> Task statement: Gather, from the data below, each line in which the word "Dopo" occurs.

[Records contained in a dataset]
------------------------------------------------------------------------
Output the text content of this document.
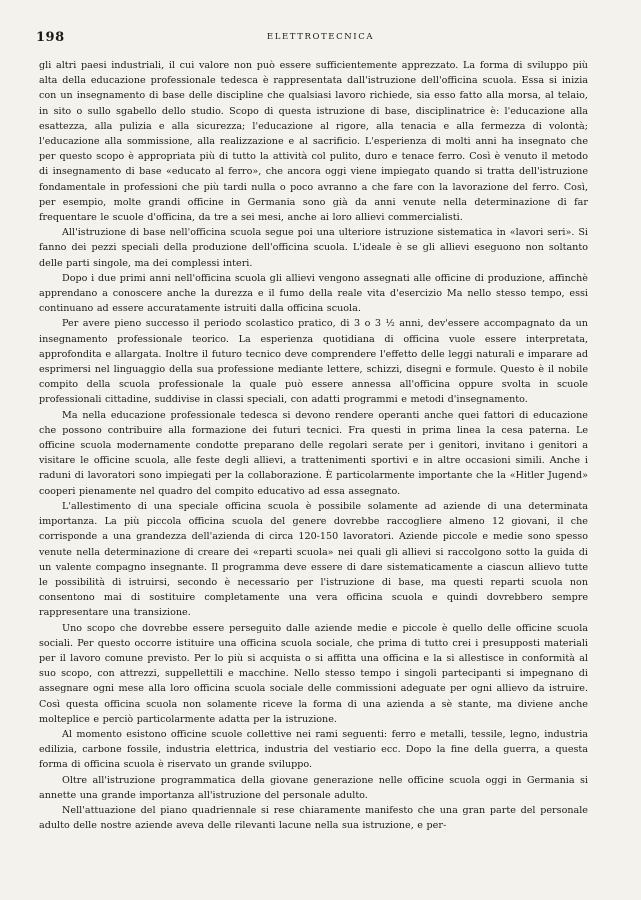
198	ELETTROTECNICA

gli altri paesi industriali, il cui valore non può essere sufficientemente apprezzato. La forma di sviluppo più alta della educazione professionale tedesca è rappresentata dall'istruzione dell'officina scuola. Essa si inizia con un insegnamento di base delle discipline che qualsiasi lavoro richiede, sia esso fatto alla morsa, al telaio, in sito o sullo sgabello dello studio. Scopo di questa istruzione di base, disciplinatrice è: l'educazione alla esattezza, alla pulizia e alla sicurezza; l'educazione al rigore, alla tenacia e alla fermezza di volontà; l'educazione alla sommissione, alla realizzazione e al sacrificio. L'esperienza di molti anni ha insegnato che per questo scopo è appropriata più di tutto la attività col pulito, duro e tenace ferro. Così è venuto il metodo di insegnamento di base «educato al ferro», che ancora oggi viene impiegato quando si tratta dell'istruzione fondamentale in professioni che più tardi nulla o poco avranno a che fare con la lavorazione del ferro. Così, per esempio, molte grandi officine in Germania sono già da anni venute nella determinazione di far frequentare le scuole d'officina, da tre a sei mesi, anche ai loro allievi commercialisti.

All'istruzione di base nell'officina scuola segue poi una ulteriore istruzione sistematica in «lavori seri». Si fanno dei pezzi speciali della produzione dell'officina scuola. L'ideale è se gli allievi eseguono non soltanto delle parti singole, ma dei complessi interi.

Dopo i due primi anni nell'officina scuola gli allievi vengono assegnati alle officine di produzione, affinchè apprendano a conoscere anche la durezza e il fumo della reale vita d'esercizio Ma nello stesso tempo, essi continuano ad essere accuratamente istruiti dalla officina scuola.

Per avere pieno successo il periodo scolastico pratico, di 3 o 3 ½ anni, dev'essere accompagnato da un insegnamento professionale teorico. La esperienza quotidiana di officina vuole essere interpretata, approfondita e allargata. Inoltre il futuro tecnico deve comprendere l'effetto delle leggi naturali e imparare ad esprimersi nel linguaggio della sua professione mediante lettere, schizzi, disegni e formule. Questo è il nobile compito della scuola professionale la quale può essere annessa all'officina oppure svolta in scuole professionali cittadine, suddivise in classi speciali, con adatti programmi e metodi d'insegnamento.

Ma nella educazione professionale tedesca si devono rendere operanti anche quei fattori di educazione che possono contribuire alla formazione dei futuri tecnici. Fra questi in prima linea la cesa paterna. Le officine scuola modernamente condotte preparano delle regolari serate per i genitori, invitano i genitori a visitare le officine scuola, alle feste degli allievi, a trattenimenti sportivi e in altre occasioni simili. Anche i raduni di lavoratori sono impiegati per la collaborazione. È particolarmente importante che la «Hitler Jugend» cooperi pienamente nel quadro del compito educativo ad essa assegnato.

L'allestimento di una speciale officina scuola è possibile solamente ad aziende di una determinata importanza. La più piccola officina scuola del genere dovrebbe raccogliere almeno 12 giovani, il che corrisponde a una grandezza dell'azienda di circa 120-150 lavoratori. Aziende piccole e medie sono spesso venute nella determinazione di creare dei «reparti scuola» nei quali gli allievi si raccolgono sotto la guida di un valente compagno insegnante. Il programma deve essere di dare sistematicamente a ciascun allievo tutte le possibilità di istruirsi, secondo è necessario per l'istruzione di base, ma questi reparti scuola non consentono mai di sostituire completamente una vera officina scuola e quindi dovrebbero sempre rappresentare una transizione.

Uno scopo che dovrebbe essere perseguito dalle aziende medie e piccole è quello delle officine scuola sociali. Per questo occorre istituire una officina scuola sociale, che prima di tutto crei i presupposti materiali per il lavoro comune previsto. Per lo più si acquista o si affitta una officina e la si allestisce in conformità al suo scopo, con attrezzi, suppellettili e macchine. Nello stesso tempo i singoli partecipanti si impegnano di assegnare ogni mese alla loro officina scuola sociale delle commissioni adeguate per ogni allievo da istruire. Così questa officina scuola non solamente riceve la forma di una azienda a sè stante, ma diviene anche molteplice e perciò particolarmente adatta per la istruzione.

Al momento esistono officine scuole collettive nei rami seguenti: ferro e metalli, tessile, legno, industria edilizia, carbone fossile, industria elettrica, industria del vestiario ecc. Dopo la fine della guerra, a questa forma di officina scuola è riservato un grande sviluppo.

Oltre all'istruzione programmatica della giovane generazione nelle officine scuola oggi in Germania si annette una grande importanza all'istruzione del personale adulto.

Nell'attuazione del piano quadriennale si rese chiaramente manifesto che una gran parte del personale adulto delle nostre aziende aveva delle rilevanti lacune nella sua istruzione, e per-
------------------------------------------------------------------------
> Final answer:
Dopo i due primi anni nell'officina scuola gli allievi vengono assegnati alle officine di produzione, affinchè apprendano a conoscere anche la durezza e il fumo della reale vita d'esercizio Ma nello stesso tempo, essi continuano ad essere accuratamente istruiti dalla officina scuola.
Al momento esistono officine scuole collettive nei rami seguenti: ferro e metalli, tessile, legno, industria edilizia, carbone fossile, industria elettrica, industria del vestiario ecc. Dopo la fine della guerra, a questa forma di officina scuola è riservato un grande sviluppo.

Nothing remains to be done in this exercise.